## REQUIRED TASK:
All of the entries must be reproduced exactly, with no images carried over.

## DATA FOR PROCESSING:
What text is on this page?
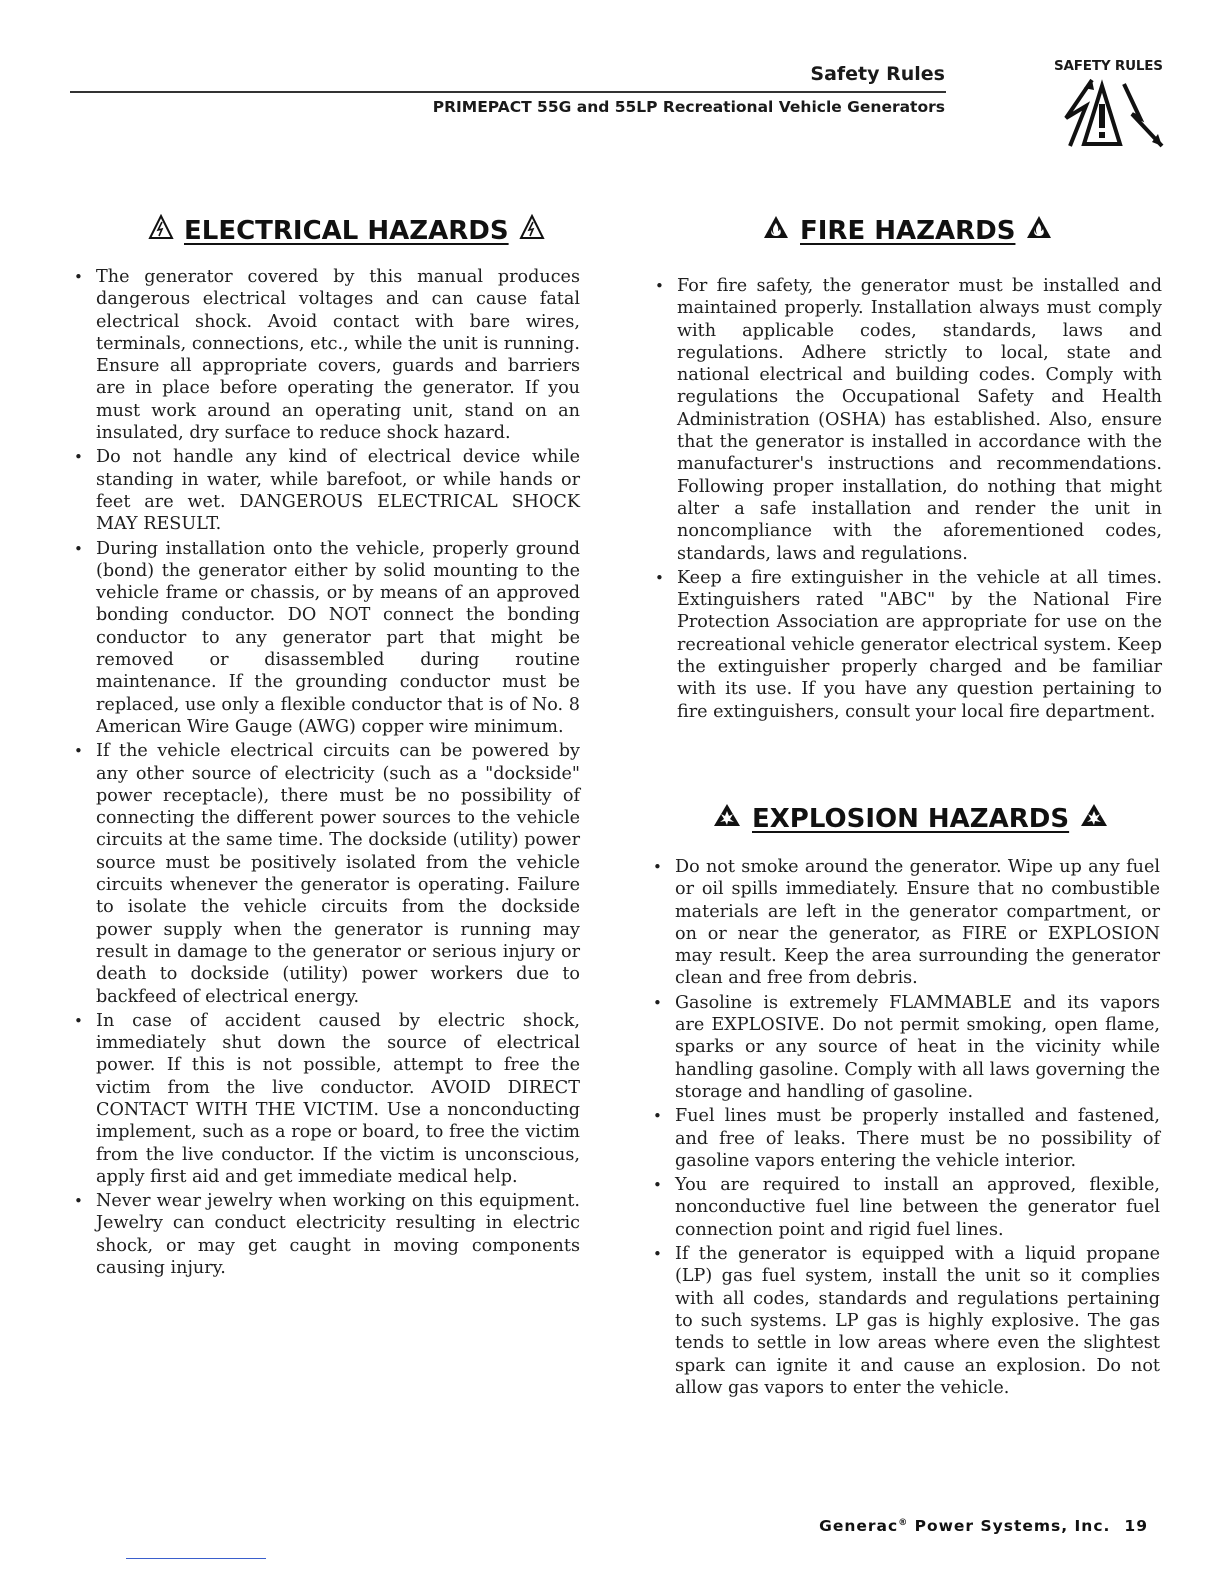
Safety Rules
PRIMEPACT 55G and 55LP Recreational Vehicle Generators
SAFETY RULES
ELECTRICAL HAZARDS
• The generator covered by this manual produces dangerous electrical voltages and can cause fatal electrical shock. Avoid contact with bare wires, terminals, connections, etc., while the unit is running. Ensure all appropriate covers, guards and barriers are in place before operating the generator. If you must work around an operating unit, stand on an insulated, dry surface to reduce shock hazard.
• Do not handle any kind of electrical device while standing in water, while barefoot, or while hands or feet are wet. DANGEROUS ELECTRICAL SHOCK MAY RESULT.
• During installation onto the vehicle, properly ground (bond) the generator either by solid mounting to the vehicle frame or chassis, or by means of an approved bonding conductor. DO NOT connect the bonding conductor to any generator part that might be removed or disassembled during routine maintenance. If the grounding conductor must be replaced, use only a flexible conductor that is of No. 8 American Wire Gauge (AWG) copper wire minimum.
• If the vehicle electrical circuits can be powered by any other source of electricity (such as a "dockside" power receptacle), there must be no possibility of connecting the different power sources to the vehicle circuits at the same time. The dockside (utility) power source must be positively isolated from the vehicle circuits whenever the generator is operating. Failure to isolate the vehicle circuits from the dockside power supply when the generator is running may result in damage to the generator or serious injury or death to dockside (utility) power workers due to backfeed of electrical energy.
• In case of accident caused by electric shock, immediately shut down the source of electrical power. If this is not possible, attempt to free the victim from the live conductor. AVOID DIRECT CONTACT WITH THE VICTIM. Use a nonconducting implement, such as a rope or board, to free the victim from the live conductor. If the victim is unconscious, apply first aid and get immediate medical help.
• Never wear jewelry when working on this equipment. Jewelry can conduct electricity resulting in electric shock, or may get caught in moving components causing injury.
FIRE HAZARDS
• For fire safety, the generator must be installed and maintained properly. Installation always must comply with applicable codes, standards, laws and regulations. Adhere strictly to local, state and national electrical and building codes. Comply with regulations the Occupational Safety and Health Administration (OSHA) has established. Also, ensure that the generator is installed in accordance with the manufacturer's instructions and recommendations. Following proper installation, do nothing that might alter a safe installation and render the unit in noncompliance with the aforementioned codes, standards, laws and regulations.
• Keep a fire extinguisher in the vehicle at all times. Extinguishers rated "ABC" by the National Fire Protection Association are appropriate for use on the recreational vehicle generator electrical system. Keep the extinguisher properly charged and be familiar with its use. If you have any question pertaining to fire extinguishers, consult your local fire department.
EXPLOSION HAZARDS
• Do not smoke around the generator. Wipe up any fuel or oil spills immediately. Ensure that no combustible materials are left in the generator compartment, or on or near the generator, as FIRE or EXPLOSION may result. Keep the area surrounding the generator clean and free from debris.
• Gasoline is extremely FLAMMABLE and its vapors are EXPLOSIVE. Do not permit smoking, open flame, sparks or any source of heat in the vicinity while handling gasoline. Comply with all laws governing the storage and handling of gasoline.
• Fuel lines must be properly installed and fastened, and free of leaks. There must be no possibility of gasoline vapors entering the vehicle interior.
• You are required to install an approved, flexible, nonconductive fuel line between the generator fuel connection point and rigid fuel lines.
• If the generator is equipped with a liquid propane (LP) gas fuel system, install the unit so it complies with all codes, standards and regulations pertaining to such systems. LP gas is highly explosive. The gas tends to settle in low areas where even the slightest spark can ignite it and cause an explosion. Do not allow gas vapors to enter the vehicle.
Generac® Power Systems, Inc. 19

## ANSWER TO THE EXERCISE:
What text is on this page?
Safety Rules
PRIMEPACT 55G and 55LP Recreational Vehicle Generators
SAFETY RULES
ELECTRICAL HAZARDS
• The generator covered by this manual produces dangerous electrical voltages and can cause fatal electrical shock. Avoid contact with bare wires, terminals, connections, etc., while the unit is running. Ensure all appropriate covers, guards and barriers are in place before operating the generator. If you must work around an operating unit, stand on an insulated, dry surface to reduce shock hazard.
• Do not handle any kind of electrical device while standing in water, while barefoot, or while hands or feet are wet. DANGEROUS ELECTRICAL SHOCK MAY RESULT.
• During installation onto the vehicle, properly ground (bond) the generator either by solid mounting to the vehicle frame or chassis, or by means of an approved bonding conductor. DO NOT connect the bonding conductor to any generator part that might be removed or disassembled during routine maintenance. If the grounding conductor must be replaced, use only a flexible conductor that is of No. 8 American Wire Gauge (AWG) copper wire minimum.
• If the vehicle electrical circuits can be powered by any other source of electricity (such as a "dockside" power receptacle), there must be no possibility of connecting the different power sources to the vehicle circuits at the same time. The dockside (utility) power source must be positively isolated from the vehicle circuits whenever the generator is operating. Failure to isolate the vehicle circuits from the dockside power supply when the generator is running may result in damage to the generator or serious injury or death to dockside (utility) power workers due to backfeed of electrical energy.
• In case of accident caused by electric shock, immediately shut down the source of electrical power. If this is not possible, attempt to free the victim from the live conductor. AVOID DIRECT CONTACT WITH THE VICTIM. Use a nonconducting implement, such as a rope or board, to free the victim from the live conductor. If the victim is unconscious, apply first aid and get immediate medical help.
• Never wear jewelry when working on this equipment. Jewelry can conduct electricity resulting in electric shock, or may get caught in moving components causing injury.
FIRE HAZARDS
• For fire safety, the generator must be installed and maintained properly. Installation always must comply with applicable codes, standards, laws and regulations. Adhere strictly to local, state and national electrical and building codes. Comply with regulations the Occupational Safety and Health Administration (OSHA) has established. Also, ensure that the generator is installed in accordance with the manufacturer's instructions and recommendations. Following proper installation, do nothing that might alter a safe installation and render the unit in noncompliance with the aforementioned codes, standards, laws and regulations.
• Keep a fire extinguisher in the vehicle at all times. Extinguishers rated "ABC" by the National Fire Protection Association are appropriate for use on the recreational vehicle generator electrical system. Keep the extinguisher properly charged and be familiar with its use. If you have any question pertaining to fire extinguishers, consult your local fire department.
EXPLOSION HAZARDS
• Do not smoke around the generator. Wipe up any fuel or oil spills immediately. Ensure that no combustible materials are left in the generator compartment, or on or near the generator, as FIRE or EXPLOSION may result. Keep the area surrounding the generator clean and free from debris.
• Gasoline is extremely FLAMMABLE and its vapors are EXPLOSIVE. Do not permit smoking, open flame, sparks or any source of heat in the vicinity while handling gasoline. Comply with all laws governing the storage and handling of gasoline.
• Fuel lines must be properly installed and fastened, and free of leaks. There must be no possibility of gasoline vapors entering the vehicle interior.
• You are required to install an approved, flexible, nonconductive fuel line between the generator fuel connection point and rigid fuel lines.
• If the generator is equipped with a liquid propane (LP) gas fuel system, install the unit so it complies with all codes, standards and regulations pertaining to such systems. LP gas is highly explosive. The gas tends to settle in low areas where even the slightest spark can ignite it and cause an explosion. Do not allow gas vapors to enter the vehicle.
Generac® Power Systems, Inc. 19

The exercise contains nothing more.